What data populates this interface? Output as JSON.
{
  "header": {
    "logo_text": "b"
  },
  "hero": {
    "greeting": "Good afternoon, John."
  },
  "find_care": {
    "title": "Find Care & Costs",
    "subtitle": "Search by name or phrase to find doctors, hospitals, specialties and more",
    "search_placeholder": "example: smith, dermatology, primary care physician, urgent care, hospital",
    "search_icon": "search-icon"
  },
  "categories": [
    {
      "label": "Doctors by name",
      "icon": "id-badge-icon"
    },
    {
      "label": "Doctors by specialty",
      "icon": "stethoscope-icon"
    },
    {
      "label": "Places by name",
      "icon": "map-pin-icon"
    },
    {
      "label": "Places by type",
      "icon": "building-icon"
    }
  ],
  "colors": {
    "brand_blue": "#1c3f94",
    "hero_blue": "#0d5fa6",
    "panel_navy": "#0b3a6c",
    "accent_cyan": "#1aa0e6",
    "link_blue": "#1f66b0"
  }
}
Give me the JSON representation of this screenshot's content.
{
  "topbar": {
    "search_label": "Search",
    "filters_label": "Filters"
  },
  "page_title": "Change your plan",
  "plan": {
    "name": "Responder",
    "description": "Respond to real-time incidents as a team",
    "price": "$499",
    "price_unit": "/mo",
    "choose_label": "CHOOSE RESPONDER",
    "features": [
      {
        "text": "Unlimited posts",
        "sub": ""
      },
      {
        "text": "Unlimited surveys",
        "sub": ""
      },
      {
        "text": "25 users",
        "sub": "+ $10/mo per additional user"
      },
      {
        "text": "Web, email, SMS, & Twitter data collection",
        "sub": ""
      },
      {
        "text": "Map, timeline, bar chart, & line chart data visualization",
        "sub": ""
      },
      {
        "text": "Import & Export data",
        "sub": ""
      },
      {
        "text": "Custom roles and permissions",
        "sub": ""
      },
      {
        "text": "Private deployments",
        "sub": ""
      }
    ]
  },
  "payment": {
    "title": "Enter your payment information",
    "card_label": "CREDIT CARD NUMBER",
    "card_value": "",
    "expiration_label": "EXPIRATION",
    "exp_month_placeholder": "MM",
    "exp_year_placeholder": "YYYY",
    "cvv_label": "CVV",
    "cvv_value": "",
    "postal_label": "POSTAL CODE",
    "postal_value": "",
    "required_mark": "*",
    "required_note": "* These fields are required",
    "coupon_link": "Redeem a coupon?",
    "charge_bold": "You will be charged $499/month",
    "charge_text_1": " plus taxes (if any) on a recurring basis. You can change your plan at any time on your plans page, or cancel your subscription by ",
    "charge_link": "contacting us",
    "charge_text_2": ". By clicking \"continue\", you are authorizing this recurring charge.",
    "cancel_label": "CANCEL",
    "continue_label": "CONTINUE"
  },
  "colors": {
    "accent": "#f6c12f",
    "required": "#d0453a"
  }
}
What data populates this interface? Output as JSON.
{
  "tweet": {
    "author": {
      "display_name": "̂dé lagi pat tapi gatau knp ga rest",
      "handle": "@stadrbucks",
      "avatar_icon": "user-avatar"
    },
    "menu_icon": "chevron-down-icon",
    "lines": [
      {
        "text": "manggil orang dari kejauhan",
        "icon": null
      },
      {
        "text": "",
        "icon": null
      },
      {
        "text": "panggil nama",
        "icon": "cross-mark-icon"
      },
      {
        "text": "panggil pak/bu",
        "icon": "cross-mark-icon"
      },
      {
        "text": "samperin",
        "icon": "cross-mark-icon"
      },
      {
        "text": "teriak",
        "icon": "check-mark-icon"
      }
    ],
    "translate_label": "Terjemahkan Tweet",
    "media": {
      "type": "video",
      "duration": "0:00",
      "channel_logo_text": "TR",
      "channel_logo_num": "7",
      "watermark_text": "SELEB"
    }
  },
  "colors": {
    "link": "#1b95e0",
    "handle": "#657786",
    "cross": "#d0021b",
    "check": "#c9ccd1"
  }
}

■ **EXERCISE DESCRIPTION**: Please reproduce each line exactly as written.

■ **TASK OUTPUT**:
What data populates this interface? Output as JSON.
{
  "header": {
    "logo_text": "b"
  },
  "hero": {
    "greeting": "Good afternoon, John."
  },
  "find_care": {
    "title": "Find Care & Costs",
    "subtitle": "Search by name or phrase to find doctors, hospitals, specialties and more",
    "search_placeholder": "example: smith, dermatology, primary care physician, urgent care, hospital",
    "search_icon": "search-icon"
  },
  "categories": [
    {
      "label": "Doctors by name",
      "icon": "id-badge-icon"
    },
    {
      "label": "Doctors by specialty",
      "icon": "stethoscope-icon"
    },
    {
      "label": "Places by name",
      "icon": "map-pin-icon"
    },
    {
      "label": "Places by type",
      "icon": "building-icon"
    }
  ],
  "colors": {
    "brand_blue": "#1c3f94",
    "hero_blue": "#0d5fa6",
    "panel_navy": "#0b3a6c",
    "accent_cyan": "#1aa0e6",
    "link_blue": "#1f66b0"
  }
}
Give me the JSON representation of this screenshot's content.
{
  "topbar": {
    "search_label": "Search",
    "filters_label": "Filters"
  },
  "page_title": "Change your plan",
  "plan": {
    "name": "Responder",
    "description": "Respond to real-time incidents as a team",
    "price": "$499",
    "price_unit": "/mo",
    "choose_label": "CHOOSE RESPONDER",
    "features": [
      {
        "text": "Unlimited posts",
        "sub": ""
      },
      {
        "text": "Unlimited surveys",
        "sub": ""
      },
      {
        "text": "25 users",
        "sub": "+ $10/mo per additional user"
      },
      {
        "text": "Web, email, SMS, & Twitter data collection",
        "sub": ""
      },
      {
        "text": "Map, timeline, bar chart, & line chart data visualization",
        "sub": ""
      },
      {
        "text": "Import & Export data",
        "sub": ""
      },
      {
        "text": "Custom roles and permissions",
        "sub": ""
      },
      {
        "text": "Private deployments",
        "sub": ""
      }
    ]
  },
  "payment": {
    "title": "Enter your payment information",
    "card_label": "CREDIT CARD NUMBER",
    "card_value": "",
    "expiration_label": "EXPIRATION",
    "exp_month_placeholder": "MM",
    "exp_year_placeholder": "YYYY",
    "cvv_label": "CVV",
    "cvv_value": "",
    "postal_label": "POSTAL CODE",
    "postal_value": "",
    "required_mark": "*",
    "required_note": "* These fields are required",
    "coupon_link": "Redeem a coupon?",
    "charge_bold": "You will be charged $499/month",
    "charge_text_1": " plus taxes (if any) on a recurring basis. You can change your plan at any time on your plans page, or cancel your subscription by ",
    "charge_link": "contacting us",
    "charge_text_2": ". By clicking \"continue\", you are authorizing this recurring charge.",
    "cancel_label": "CANCEL",
    "continue_label": "CONTINUE"
  },
  "colors": {
    "accent": "#f6c12f",
    "required": "#d0453a"
  }
}
What data populates this interface? Output as JSON.
{
  "tweet": {
    "author": {
      "display_name": "̂dé lagi pat tapi gatau knp ga rest",
      "handle": "@stadrbucks",
      "avatar_icon": "user-avatar"
    },
    "menu_icon": "chevron-down-icon",
    "lines": [
      {
        "text": "manggil orang dari kejauhan",
        "icon": null
      },
      {
        "text": "",
        "icon": null
      },
      {
        "text": "panggil nama",
        "icon": "cross-mark-icon"
      },
      {
        "text": "panggil pak/bu",
        "icon": "cross-mark-icon"
      },
      {
        "text": "samperin",
        "icon": "cross-mark-icon"
      },
      {
        "text": "teriak",
        "icon": "check-mark-icon"
      }
    ],
    "translate_label": "Terjemahkan Tweet",
    "media": {
      "type": "video",
      "duration": "0:00",
      "channel_logo_text": "TR",
      "channel_logo_num": "7",
      "watermark_text": "SELEB"
    }
  },
  "colors": {
    "link": "#1b95e0",
    "handle": "#657786",
    "cross": "#d0021b",
    "check": "#c9ccd1"
  }
}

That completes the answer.